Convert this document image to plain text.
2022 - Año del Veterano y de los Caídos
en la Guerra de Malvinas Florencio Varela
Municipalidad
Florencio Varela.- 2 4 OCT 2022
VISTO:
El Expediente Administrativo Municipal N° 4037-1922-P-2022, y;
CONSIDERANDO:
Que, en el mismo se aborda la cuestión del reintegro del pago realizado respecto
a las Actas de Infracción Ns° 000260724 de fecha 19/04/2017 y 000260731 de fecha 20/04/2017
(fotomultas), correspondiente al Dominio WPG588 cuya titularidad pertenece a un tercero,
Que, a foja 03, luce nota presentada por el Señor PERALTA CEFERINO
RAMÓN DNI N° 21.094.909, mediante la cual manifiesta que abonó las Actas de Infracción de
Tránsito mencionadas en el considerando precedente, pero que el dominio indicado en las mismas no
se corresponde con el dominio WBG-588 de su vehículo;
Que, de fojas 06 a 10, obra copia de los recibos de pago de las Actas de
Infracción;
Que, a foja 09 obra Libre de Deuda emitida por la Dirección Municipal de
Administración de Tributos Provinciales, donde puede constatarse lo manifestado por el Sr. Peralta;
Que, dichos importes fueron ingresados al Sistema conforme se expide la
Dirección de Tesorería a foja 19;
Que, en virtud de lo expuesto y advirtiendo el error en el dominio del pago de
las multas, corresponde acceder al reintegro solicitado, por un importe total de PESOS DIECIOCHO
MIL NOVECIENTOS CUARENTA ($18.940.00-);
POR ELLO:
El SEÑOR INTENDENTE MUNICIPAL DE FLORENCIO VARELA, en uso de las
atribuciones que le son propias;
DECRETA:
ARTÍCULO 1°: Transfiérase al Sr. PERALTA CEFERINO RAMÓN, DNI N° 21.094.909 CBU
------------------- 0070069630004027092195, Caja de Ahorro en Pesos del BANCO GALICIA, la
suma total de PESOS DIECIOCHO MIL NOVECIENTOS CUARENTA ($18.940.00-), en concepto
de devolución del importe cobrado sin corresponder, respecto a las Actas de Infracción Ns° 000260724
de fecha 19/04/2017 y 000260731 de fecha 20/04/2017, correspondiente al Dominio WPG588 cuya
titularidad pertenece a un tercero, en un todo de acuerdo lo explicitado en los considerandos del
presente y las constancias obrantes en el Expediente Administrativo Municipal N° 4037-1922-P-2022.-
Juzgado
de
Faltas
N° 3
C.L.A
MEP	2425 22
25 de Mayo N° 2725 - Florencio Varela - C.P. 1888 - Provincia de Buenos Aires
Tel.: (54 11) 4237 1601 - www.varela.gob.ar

━━━━

_GIVEN TASK_: Filter out every line that lacks the word "CUARENTA", and copy the rest.

_FINAL RESULT_:
MIL NOVECIENTOS CUARENTA ($18.940.00-);
suma total de PESOS DIECIOCHO MIL NOVECIENTOS CUARENTA ($18.940.00-), en concepto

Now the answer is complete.